◆ TO DO: Write out the data below in full. Keep it exact.

--- Start RECORDS FOR THIS EXERCISE ---

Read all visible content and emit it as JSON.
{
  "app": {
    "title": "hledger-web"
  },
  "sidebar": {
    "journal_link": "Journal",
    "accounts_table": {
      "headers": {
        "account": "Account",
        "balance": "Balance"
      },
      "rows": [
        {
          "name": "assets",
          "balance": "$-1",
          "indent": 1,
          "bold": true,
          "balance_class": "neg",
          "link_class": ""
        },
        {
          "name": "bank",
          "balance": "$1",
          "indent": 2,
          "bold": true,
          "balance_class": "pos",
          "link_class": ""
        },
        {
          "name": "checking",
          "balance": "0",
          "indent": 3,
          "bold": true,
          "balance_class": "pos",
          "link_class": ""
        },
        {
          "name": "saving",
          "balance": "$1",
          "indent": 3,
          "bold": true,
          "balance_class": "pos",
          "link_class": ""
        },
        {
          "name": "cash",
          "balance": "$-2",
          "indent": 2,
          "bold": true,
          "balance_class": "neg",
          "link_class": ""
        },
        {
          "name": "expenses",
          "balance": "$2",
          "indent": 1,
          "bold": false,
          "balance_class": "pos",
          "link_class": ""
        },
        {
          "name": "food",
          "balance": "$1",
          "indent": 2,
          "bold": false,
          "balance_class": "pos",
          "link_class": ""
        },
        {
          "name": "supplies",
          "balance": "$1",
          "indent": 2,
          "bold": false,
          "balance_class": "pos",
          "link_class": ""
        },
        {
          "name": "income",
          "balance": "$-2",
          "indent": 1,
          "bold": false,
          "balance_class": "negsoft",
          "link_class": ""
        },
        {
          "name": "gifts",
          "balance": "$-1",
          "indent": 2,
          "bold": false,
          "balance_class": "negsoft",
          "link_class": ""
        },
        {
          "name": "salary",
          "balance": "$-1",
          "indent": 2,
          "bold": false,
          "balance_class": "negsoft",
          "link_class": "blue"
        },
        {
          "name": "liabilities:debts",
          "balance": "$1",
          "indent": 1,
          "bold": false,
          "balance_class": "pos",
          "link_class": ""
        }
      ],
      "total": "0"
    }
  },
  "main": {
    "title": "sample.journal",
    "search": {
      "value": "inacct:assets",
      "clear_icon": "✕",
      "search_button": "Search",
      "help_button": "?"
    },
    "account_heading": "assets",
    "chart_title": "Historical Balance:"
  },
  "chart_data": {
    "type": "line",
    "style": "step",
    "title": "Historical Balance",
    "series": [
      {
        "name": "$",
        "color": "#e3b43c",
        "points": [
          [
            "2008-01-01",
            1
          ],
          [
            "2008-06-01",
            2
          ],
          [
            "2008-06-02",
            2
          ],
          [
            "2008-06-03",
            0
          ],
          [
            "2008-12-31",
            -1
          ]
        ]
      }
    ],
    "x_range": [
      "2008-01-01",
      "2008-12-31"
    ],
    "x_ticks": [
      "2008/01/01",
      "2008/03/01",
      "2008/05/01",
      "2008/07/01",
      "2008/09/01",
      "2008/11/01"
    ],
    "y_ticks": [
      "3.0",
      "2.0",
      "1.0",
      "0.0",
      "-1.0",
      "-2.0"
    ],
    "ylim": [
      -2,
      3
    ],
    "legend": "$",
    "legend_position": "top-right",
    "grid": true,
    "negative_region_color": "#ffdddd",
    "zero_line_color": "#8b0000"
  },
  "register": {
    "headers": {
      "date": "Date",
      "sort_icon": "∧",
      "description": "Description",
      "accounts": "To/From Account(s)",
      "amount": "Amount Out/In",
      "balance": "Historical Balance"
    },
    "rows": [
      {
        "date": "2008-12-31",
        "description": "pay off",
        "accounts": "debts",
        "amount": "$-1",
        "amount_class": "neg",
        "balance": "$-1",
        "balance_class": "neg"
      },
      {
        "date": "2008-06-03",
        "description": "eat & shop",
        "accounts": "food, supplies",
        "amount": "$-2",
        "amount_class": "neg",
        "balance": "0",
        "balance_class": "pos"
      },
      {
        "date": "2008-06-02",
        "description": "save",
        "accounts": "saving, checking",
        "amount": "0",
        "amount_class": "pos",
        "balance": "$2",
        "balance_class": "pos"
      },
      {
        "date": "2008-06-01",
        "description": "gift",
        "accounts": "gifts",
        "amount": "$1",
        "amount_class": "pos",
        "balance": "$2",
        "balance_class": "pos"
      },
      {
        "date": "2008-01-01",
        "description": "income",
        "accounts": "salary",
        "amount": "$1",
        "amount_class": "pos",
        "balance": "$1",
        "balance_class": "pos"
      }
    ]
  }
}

--- End RECORDS FOR THIS EXERCISE ---

◆ REPLY:
Read all visible content and emit it as JSON.
{
  "app": {
    "title": "hledger-web"
  },
  "sidebar": {
    "journal_link": "Journal",
    "accounts_table": {
      "headers": {
        "account": "Account",
        "balance": "Balance"
      },
      "rows": [
        {
          "name": "assets",
          "balance": "$-1",
          "indent": 1,
          "bold": true,
          "balance_class": "neg",
          "link_class": ""
        },
        {
          "name": "bank",
          "balance": "$1",
          "indent": 2,
          "bold": true,
          "balance_class": "pos",
          "link_class": ""
        },
        {
          "name": "checking",
          "balance": "0",
          "indent": 3,
          "bold": true,
          "balance_class": "pos",
          "link_class": ""
        },
        {
          "name": "saving",
          "balance": "$1",
          "indent": 3,
          "bold": true,
          "balance_class": "pos",
          "link_class": ""
        },
        {
          "name": "cash",
          "balance": "$-2",
          "indent": 2,
          "bold": true,
          "balance_class": "neg",
          "link_class": ""
        },
        {
          "name": "expenses",
          "balance": "$2",
          "indent": 1,
          "bold": false,
          "balance_class": "pos",
          "link_class": ""
        },
        {
          "name": "food",
          "balance": "$1",
          "indent": 2,
          "bold": false,
          "balance_class": "pos",
          "link_class": ""
        },
        {
          "name": "supplies",
          "balance": "$1",
          "indent": 2,
          "bold": false,
          "balance_class": "pos",
          "link_class": ""
        },
        {
          "name": "income",
          "balance": "$-2",
          "indent": 1,
          "bold": false,
          "balance_class": "negsoft",
          "link_class": ""
        },
        {
          "name": "gifts",
          "balance": "$-1",
          "indent": 2,
          "bold": false,
          "balance_class": "negsoft",
          "link_class": ""
        },
        {
          "name": "salary",
          "balance": "$-1",
          "indent": 2,
          "bold": false,
          "balance_class": "negsoft",
          "link_class": "blue"
        },
        {
          "name": "liabilities:debts",
          "balance": "$1",
          "indent": 1,
          "bold": false,
          "balance_class": "pos",
          "link_class": ""
        }
      ],
      "total": "0"
    }
  },
  "main": {
    "title": "sample.journal",
    "search": {
      "value": "inacct:assets",
      "clear_icon": "✕",
      "search_button": "Search",
      "help_button": "?"
    },
    "account_heading": "assets",
    "chart_title": "Historical Balance:"
  },
  "chart_data": {
    "type": "line",
    "style": "step",
    "title": "Historical Balance",
    "series": [
      {
        "name": "$",
        "color": "#e3b43c",
        "points": [
          [
            "2008-01-01",
            1
          ],
          [
            "2008-06-01",
            2
          ],
          [
            "2008-06-02",
            2
          ],
          [
            "2008-06-03",
            0
          ],
          [
            "2008-12-31",
            -1
          ]
        ]
      }
    ],
    "x_range": [
      "2008-01-01",
      "2008-12-31"
    ],
    "x_ticks": [
      "2008/01/01",
      "2008/03/01",
      "2008/05/01",
      "2008/07/01",
      "2008/09/01",
      "2008/11/01"
    ],
    "y_ticks": [
      "3.0",
      "2.0",
      "1.0",
      "0.0",
      "-1.0",
      "-2.0"
    ],
    "ylim": [
      -2,
      3
    ],
    "legend": "$",
    "legend_position": "top-right",
    "grid": true,
    "negative_region_color": "#ffdddd",
    "zero_line_color": "#8b0000"
  },
  "register": {
    "headers": {
      "date": "Date",
      "sort_icon": "∧",
      "description": "Description",
      "accounts": "To/From Account(s)",
      "amount": "Amount Out/In",
      "balance": "Historical Balance"
    },
    "rows": [
      {
        "date": "2008-12-31",
        "description": "pay off",
        "accounts": "debts",
        "amount": "$-1",
        "amount_class": "neg",
        "balance": "$-1",
        "balance_class": "neg"
      },
      {
        "date": "2008-06-03",
        "description": "eat & shop",
        "accounts": "food, supplies",
        "amount": "$-2",
        "amount_class": "neg",
        "balance": "0",
        "balance_class": "pos"
      },
      {
        "date": "2008-06-02",
        "description": "save",
        "accounts": "saving, checking",
        "amount": "0",
        "amount_class": "pos",
        "balance": "$2",
        "balance_class": "pos"
      },
      {
        "date": "2008-06-01",
        "description": "gift",
        "accounts": "gifts",
        "amount": "$1",
        "amount_class": "pos",
        "balance": "$2",
        "balance_class": "pos"
      },
      {
        "date": "2008-01-01",
        "description": "income",
        "accounts": "salary",
        "amount": "$1",
        "amount_class": "pos",
        "balance": "$1",
        "balance_class": "pos"
      }
    ]
  }
}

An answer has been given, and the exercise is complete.